> [Exercise directions]: Your task is to output the data exactly as it stands.

[Start Task inputs]

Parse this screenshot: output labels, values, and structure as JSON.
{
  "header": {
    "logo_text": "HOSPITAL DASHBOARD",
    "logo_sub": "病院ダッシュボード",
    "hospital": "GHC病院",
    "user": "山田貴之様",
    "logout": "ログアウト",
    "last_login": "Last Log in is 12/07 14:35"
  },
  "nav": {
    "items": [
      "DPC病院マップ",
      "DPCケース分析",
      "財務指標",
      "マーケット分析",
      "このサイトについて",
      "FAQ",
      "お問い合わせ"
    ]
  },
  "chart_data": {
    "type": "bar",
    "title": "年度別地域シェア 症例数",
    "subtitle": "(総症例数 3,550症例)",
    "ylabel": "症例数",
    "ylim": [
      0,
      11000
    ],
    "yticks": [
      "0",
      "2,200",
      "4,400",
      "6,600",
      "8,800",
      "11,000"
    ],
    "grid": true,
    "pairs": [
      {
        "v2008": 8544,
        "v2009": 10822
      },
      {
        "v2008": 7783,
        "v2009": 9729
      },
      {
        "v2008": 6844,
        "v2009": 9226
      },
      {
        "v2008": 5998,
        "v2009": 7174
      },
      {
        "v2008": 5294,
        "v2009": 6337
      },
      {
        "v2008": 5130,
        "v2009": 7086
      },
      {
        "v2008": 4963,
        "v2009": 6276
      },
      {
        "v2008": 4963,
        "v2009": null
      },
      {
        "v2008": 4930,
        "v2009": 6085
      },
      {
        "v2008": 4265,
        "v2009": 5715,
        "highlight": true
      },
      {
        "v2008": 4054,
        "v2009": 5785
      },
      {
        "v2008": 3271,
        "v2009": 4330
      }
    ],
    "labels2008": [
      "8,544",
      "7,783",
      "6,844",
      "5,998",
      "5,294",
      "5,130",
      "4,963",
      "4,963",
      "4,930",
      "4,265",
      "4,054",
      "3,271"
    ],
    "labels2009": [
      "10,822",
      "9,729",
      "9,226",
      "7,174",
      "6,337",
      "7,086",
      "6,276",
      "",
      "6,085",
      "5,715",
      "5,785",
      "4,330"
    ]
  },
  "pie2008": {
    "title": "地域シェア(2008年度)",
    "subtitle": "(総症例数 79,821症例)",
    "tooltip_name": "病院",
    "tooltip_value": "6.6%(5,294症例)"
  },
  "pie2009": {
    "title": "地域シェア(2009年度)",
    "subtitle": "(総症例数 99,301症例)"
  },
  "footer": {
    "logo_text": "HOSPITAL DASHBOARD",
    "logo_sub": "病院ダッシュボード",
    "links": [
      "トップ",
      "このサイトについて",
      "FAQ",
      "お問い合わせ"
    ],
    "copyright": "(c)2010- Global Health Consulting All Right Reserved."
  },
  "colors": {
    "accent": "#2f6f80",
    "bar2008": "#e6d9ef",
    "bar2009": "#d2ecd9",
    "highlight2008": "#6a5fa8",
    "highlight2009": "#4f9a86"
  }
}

[End Task inputs]

> [Exercise response]:
Parse this screenshot: output labels, values, and structure as JSON.
{
  "header": {
    "logo_text": "HOSPITAL DASHBOARD",
    "logo_sub": "病院ダッシュボード",
    "hospital": "GHC病院",
    "user": "山田貴之様",
    "logout": "ログアウト",
    "last_login": "Last Log in is 12/07 14:35"
  },
  "nav": {
    "items": [
      "DPC病院マップ",
      "DPCケース分析",
      "財務指標",
      "マーケット分析",
      "このサイトについて",
      "FAQ",
      "お問い合わせ"
    ]
  },
  "chart_data": {
    "type": "bar",
    "title": "年度別地域シェア 症例数",
    "subtitle": "(総症例数 3,550症例)",
    "ylabel": "症例数",
    "ylim": [
      0,
      11000
    ],
    "yticks": [
      "0",
      "2,200",
      "4,400",
      "6,600",
      "8,800",
      "11,000"
    ],
    "grid": true,
    "pairs": [
      {
        "v2008": 8544,
        "v2009": 10822
      },
      {
        "v2008": 7783,
        "v2009": 9729
      },
      {
        "v2008": 6844,
        "v2009": 9226
      },
      {
        "v2008": 5998,
        "v2009": 7174
      },
      {
        "v2008": 5294,
        "v2009": 6337
      },
      {
        "v2008": 5130,
        "v2009": 7086
      },
      {
        "v2008": 4963,
        "v2009": 6276
      },
      {
        "v2008": 4963,
        "v2009": null
      },
      {
        "v2008": 4930,
        "v2009": 6085
      },
      {
        "v2008": 4265,
        "v2009": 5715,
        "highlight": true
      },
      {
        "v2008": 4054,
        "v2009": 5785
      },
      {
        "v2008": 3271,
        "v2009": 4330
      }
    ],
    "labels2008": [
      "8,544",
      "7,783",
      "6,844",
      "5,998",
      "5,294",
      "5,130",
      "4,963",
      "4,963",
      "4,930",
      "4,265",
      "4,054",
      "3,271"
    ],
    "labels2009": [
      "10,822",
      "9,729",
      "9,226",
      "7,174",
      "6,337",
      "7,086",
      "6,276",
      "",
      "6,085",
      "5,715",
      "5,785",
      "4,330"
    ]
  },
  "pie2008": {
    "title": "地域シェア(2008年度)",
    "subtitle": "(総症例数 79,821症例)",
    "tooltip_name": "病院",
    "tooltip_value": "6.6%(5,294症例)"
  },
  "pie2009": {
    "title": "地域シェア(2009年度)",
    "subtitle": "(総症例数 99,301症例)"
  },
  "footer": {
    "logo_text": "HOSPITAL DASHBOARD",
    "logo_sub": "病院ダッシュボード",
    "links": [
      "トップ",
      "このサイトについて",
      "FAQ",
      "お問い合わせ"
    ],
    "copyright": "(c)2010- Global Health Consulting All Right Reserved."
  },
  "colors": {
    "accent": "#2f6f80",
    "bar2008": "#e6d9ef",
    "bar2009": "#d2ecd9",
    "highlight2008": "#6a5fa8",
    "highlight2009": "#4f9a86"
  }
}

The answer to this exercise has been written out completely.